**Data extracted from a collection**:
------------------------------------
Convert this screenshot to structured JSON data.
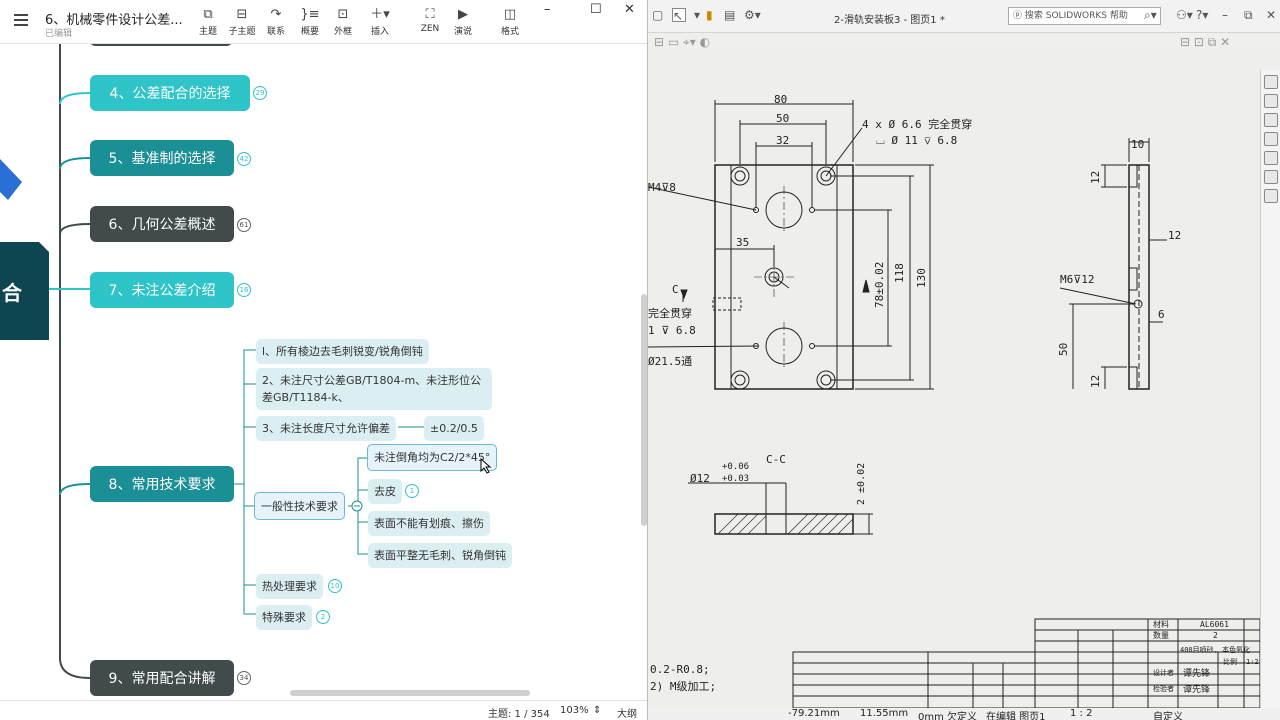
{
  "xmind": {
    "doc_title": "6、机械零件设计公差...",
    "doc_status": "已编辑",
    "toolbar": [
      "主题",
      "子主题",
      "联系",
      "概要",
      "外框",
      "插入",
      "ZEN",
      "演说",
      "格式"
    ],
    "toolbar_icons": [
      "topic-icon",
      "subtopic-icon",
      "relationship-icon",
      "summary-icon",
      "boundary-icon",
      "insert-icon",
      "zen-icon",
      "pitch-icon",
      "format-icon"
    ],
    "center_label": "合",
    "topics": [
      {
        "label": "4、公差配合的选择",
        "count": "29"
      },
      {
        "label": "5、基准制的选择",
        "count": "42"
      },
      {
        "label": "6、几何公差概述",
        "count": "61"
      },
      {
        "label": "7、未注公差介绍",
        "count": "16"
      },
      {
        "label": "8、常用技术要求",
        "count": ""
      },
      {
        "label": "9、常用配合讲解",
        "count": "34"
      }
    ],
    "subtopics": {
      "s1": "l、所有棱边去毛刺锐变/锐角倒钝",
      "s2": "2、未注尺寸公差GB/T1804-m、未注形位公差GB/T1184-k、",
      "s3": "3、未注长度尺寸允许偏差",
      "s3v": "±0.2/0.5",
      "general": "一般性技术要求",
      "g1": "未注倒角均为C2/2*45°",
      "g2": "去皮",
      "g2count": "1",
      "g3": "表面不能有划痕、擦伤",
      "g4": "表面平整无毛刺、锐角倒钝",
      "heat": "热处理要求",
      "heatcount": "10",
      "special": "特殊要求",
      "specialcount": "2"
    },
    "status": {
      "topic": "主题: 1 / 354",
      "zoom": "103%",
      "outline": "大纲"
    }
  },
  "solidworks": {
    "title": "2-滑轨安装板3 - 图页1 *",
    "search": "搜索 SOLIDWORKS 帮助",
    "status": {
      "x": "-79.21mm",
      "y": "11.55mm",
      "z": "0mm 欠定义",
      "edit": "在编辑 图页1",
      "scale": "1 : 2",
      "custom": "自定义"
    }
  },
  "drawing": {
    "dims": [
      "80",
      "50",
      "32",
      "35",
      "118",
      "130",
      "78±0.02",
      "10",
      "12",
      "12",
      "6",
      "50",
      "12",
      "2 ±0.02"
    ],
    "hole_note_1": "4 x Ø 6.6 完全贯穿",
    "hole_note_2": "⌴ Ø 11 ⊽ 6.8",
    "m4": "M4⊽8",
    "m6": "M6⊽12",
    "c_label": "C",
    "section": "C-C",
    "phi12": "Ø12",
    "tol_up": "+0.06",
    "tol_dn": "+0.03",
    "left_note1": "完全贯穿",
    "left_note2": "1 ⊽ 6.8",
    "left_note3": "Ø21.5通",
    "note1": "0.2-R0.8;",
    "note2": "2) M级加工;",
    "tb_material_label": "材料",
    "tb_material": "AL6061",
    "tb_qty_label": "数量",
    "tb_qty": "2",
    "tb_finish": "400目喷砂, 本色氧化",
    "tb_scale_label": "比例",
    "tb_scale": "1:2",
    "tb_designer": "谭先锋",
    "tb_checker": "谭先锋",
    "tb_design_label": "设计者",
    "tb_check_label": "检验者"
  }
}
------------------------------------
Write out the listing above exactly as it stands, pictures excluded.

**Exercise solution**:
Convert this screenshot to structured JSON data.
{
  "xmind": {
    "doc_title": "6、机械零件设计公差...",
    "doc_status": "已编辑",
    "toolbar": [
      "主题",
      "子主题",
      "联系",
      "概要",
      "外框",
      "插入",
      "ZEN",
      "演说",
      "格式"
    ],
    "toolbar_icons": [
      "topic-icon",
      "subtopic-icon",
      "relationship-icon",
      "summary-icon",
      "boundary-icon",
      "insert-icon",
      "zen-icon",
      "pitch-icon",
      "format-icon"
    ],
    "center_label": "合",
    "topics": [
      {
        "label": "4、公差配合的选择",
        "count": "29"
      },
      {
        "label": "5、基准制的选择",
        "count": "42"
      },
      {
        "label": "6、几何公差概述",
        "count": "61"
      },
      {
        "label": "7、未注公差介绍",
        "count": "16"
      },
      {
        "label": "8、常用技术要求",
        "count": ""
      },
      {
        "label": "9、常用配合讲解",
        "count": "34"
      }
    ],
    "subtopics": {
      "s1": "l、所有棱边去毛刺锐变/锐角倒钝",
      "s2": "2、未注尺寸公差GB/T1804-m、未注形位公差GB/T1184-k、",
      "s3": "3、未注长度尺寸允许偏差",
      "s3v": "±0.2/0.5",
      "general": "一般性技术要求",
      "g1": "未注倒角均为C2/2*45°",
      "g2": "去皮",
      "g2count": "1",
      "g3": "表面不能有划痕、擦伤",
      "g4": "表面平整无毛刺、锐角倒钝",
      "heat": "热处理要求",
      "heatcount": "10",
      "special": "特殊要求",
      "specialcount": "2"
    },
    "status": {
      "topic": "主题: 1 / 354",
      "zoom": "103%",
      "outline": "大纲"
    }
  },
  "solidworks": {
    "title": "2-滑轨安装板3 - 图页1 *",
    "search": "搜索 SOLIDWORKS 帮助",
    "status": {
      "x": "-79.21mm",
      "y": "11.55mm",
      "z": "0mm 欠定义",
      "edit": "在编辑 图页1",
      "scale": "1 : 2",
      "custom": "自定义"
    }
  },
  "drawing": {
    "dims": [
      "80",
      "50",
      "32",
      "35",
      "118",
      "130",
      "78±0.02",
      "10",
      "12",
      "12",
      "6",
      "50",
      "12",
      "2 ±0.02"
    ],
    "hole_note_1": "4 x Ø 6.6 完全贯穿",
    "hole_note_2": "⌴ Ø 11 ⊽ 6.8",
    "m4": "M4⊽8",
    "m6": "M6⊽12",
    "c_label": "C",
    "section": "C-C",
    "phi12": "Ø12",
    "tol_up": "+0.06",
    "tol_dn": "+0.03",
    "left_note1": "完全贯穿",
    "left_note2": "1 ⊽ 6.8",
    "left_note3": "Ø21.5通",
    "note1": "0.2-R0.8;",
    "note2": "2) M级加工;",
    "tb_material_label": "材料",
    "tb_material": "AL6061",
    "tb_qty_label": "数量",
    "tb_qty": "2",
    "tb_finish": "400目喷砂, 本色氧化",
    "tb_scale_label": "比例",
    "tb_scale": "1:2",
    "tb_designer": "谭先锋",
    "tb_checker": "谭先锋",
    "tb_design_label": "设计者",
    "tb_check_label": "检验者"
  }
}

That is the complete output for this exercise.